_BRIEF_
Spot each line in the records below where the word "name" occurs, then copy it.

_PROVIDED DATA_
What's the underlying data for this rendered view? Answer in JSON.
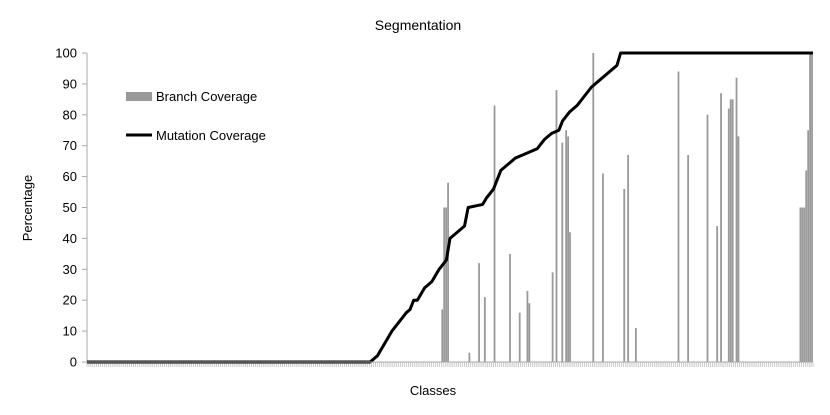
{
  "chart_data": {
    "type": "bar",
    "title": "Segmentation",
    "xlabel": "Classes",
    "ylabel": "Percentage",
    "ylim": [
      0,
      100
    ],
    "yticks": [
      0,
      10,
      20,
      30,
      40,
      50,
      60,
      70,
      80,
      90,
      100
    ],
    "grid": false,
    "legend_position": "top-left",
    "series": [
      {
        "name": "Branch Coverage",
        "kind": "bar",
        "color": "#999999",
        "values": [
          0,
          0,
          0,
          0,
          0,
          0,
          0,
          0,
          0,
          0,
          0,
          0,
          0,
          0,
          0,
          0,
          0,
          0,
          0,
          0,
          0,
          0,
          0,
          0,
          0,
          0,
          0,
          0,
          0,
          0,
          0,
          0,
          0,
          0,
          0,
          0,
          0,
          0,
          0,
          0,
          0,
          0,
          0,
          0,
          0,
          0,
          0,
          0,
          0,
          0,
          0,
          0,
          0,
          0,
          0,
          0,
          0,
          0,
          0,
          0,
          0,
          0,
          0,
          0,
          0,
          0,
          0,
          0,
          0,
          0,
          0,
          0,
          0,
          0,
          0,
          0,
          0,
          0,
          0,
          0,
          0,
          0,
          0,
          0,
          0,
          0,
          0,
          0,
          0,
          0,
          0,
          0,
          0,
          0,
          0,
          0,
          0,
          0,
          0,
          0,
          0,
          0,
          0,
          0,
          0,
          0,
          0,
          0,
          0,
          0,
          0,
          0,
          0,
          0,
          0,
          0,
          0,
          0,
          0,
          0,
          0,
          0,
          0,
          0,
          0,
          0,
          0,
          0,
          0,
          0,
          0,
          0,
          0,
          0,
          0,
          0,
          0,
          0,
          0,
          0,
          0,
          0,
          0,
          0,
          0,
          0,
          0,
          0,
          0,
          0,
          0,
          0,
          0,
          0,
          0,
          0,
          0,
          0,
          0,
          0,
          0,
          0,
          0,
          0,
          0,
          0,
          0,
          0,
          0,
          0,
          0,
          0,
          0,
          0,
          0,
          0,
          0,
          0,
          0,
          0,
          0,
          0,
          0,
          17,
          50,
          50,
          58,
          0,
          0,
          0,
          0,
          0,
          0,
          0,
          0,
          0,
          0,
          3,
          0,
          0,
          0,
          0,
          32,
          0,
          0,
          21,
          0,
          0,
          0,
          0,
          83,
          0,
          0,
          0,
          0,
          0,
          0,
          0,
          35,
          0,
          0,
          0,
          0,
          16,
          0,
          0,
          0,
          23,
          19,
          0,
          0,
          0,
          0,
          0,
          0,
          0,
          0,
          0,
          0,
          0,
          29,
          0,
          88,
          0,
          0,
          71,
          0,
          75,
          73,
          42,
          0,
          0,
          0,
          0,
          0,
          0,
          0,
          0,
          0,
          0,
          0,
          100,
          0,
          0,
          0,
          0,
          61,
          0,
          0,
          0,
          0,
          0,
          0,
          0,
          0,
          0,
          0,
          56,
          0,
          67,
          0,
          0,
          0,
          11,
          0,
          0,
          0,
          0,
          0,
          0,
          0,
          0,
          0,
          0,
          0,
          0,
          0,
          0,
          0,
          0,
          0,
          0,
          0,
          0,
          0,
          94,
          0,
          0,
          0,
          0,
          67,
          0,
          0,
          0,
          0,
          0,
          0,
          0,
          0,
          0,
          80,
          0,
          0,
          0,
          0,
          44,
          0,
          87,
          0,
          0,
          0,
          82,
          85,
          85,
          0,
          92,
          73,
          0,
          0,
          0,
          0,
          0,
          0,
          0,
          0,
          0,
          0,
          0,
          0,
          0,
          0,
          0,
          0,
          0,
          0,
          0,
          0,
          0,
          0,
          0,
          0,
          0,
          0,
          0,
          0,
          0,
          0,
          0,
          50,
          50,
          50,
          62,
          75,
          100,
          100
        ]
      },
      {
        "name": "Mutation Coverage",
        "kind": "line",
        "color": "#000000",
        "points": [
          [
            0,
            0
          ],
          [
            78,
            0
          ],
          [
            80,
            2
          ],
          [
            82,
            6
          ],
          [
            84,
            10
          ],
          [
            86,
            13
          ],
          [
            88,
            16
          ],
          [
            89,
            17
          ],
          [
            90,
            20
          ],
          [
            91,
            20
          ],
          [
            93,
            24
          ],
          [
            95,
            26
          ],
          [
            97,
            30
          ],
          [
            99,
            33
          ],
          [
            100,
            40
          ],
          [
            102,
            42
          ],
          [
            103,
            43
          ],
          [
            104,
            44
          ],
          [
            105,
            50
          ],
          [
            109,
            51
          ],
          [
            110,
            53
          ],
          [
            112,
            56
          ],
          [
            113,
            59
          ],
          [
            114,
            62
          ],
          [
            116,
            64
          ],
          [
            118,
            66
          ],
          [
            120,
            67
          ],
          [
            124,
            69
          ],
          [
            126,
            72
          ],
          [
            128,
            74
          ],
          [
            130,
            75
          ],
          [
            131,
            78
          ],
          [
            133,
            81
          ],
          [
            135,
            83
          ],
          [
            137,
            86
          ],
          [
            139,
            89
          ],
          [
            141,
            91
          ],
          [
            143,
            93
          ],
          [
            145,
            95
          ],
          [
            146,
            96
          ],
          [
            147,
            100
          ],
          [
            200,
            100
          ]
        ]
      }
    ]
  }
}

_RESULT BELOW_
        "name": "Branch Coverage",
        "name": "Mutation Coverage",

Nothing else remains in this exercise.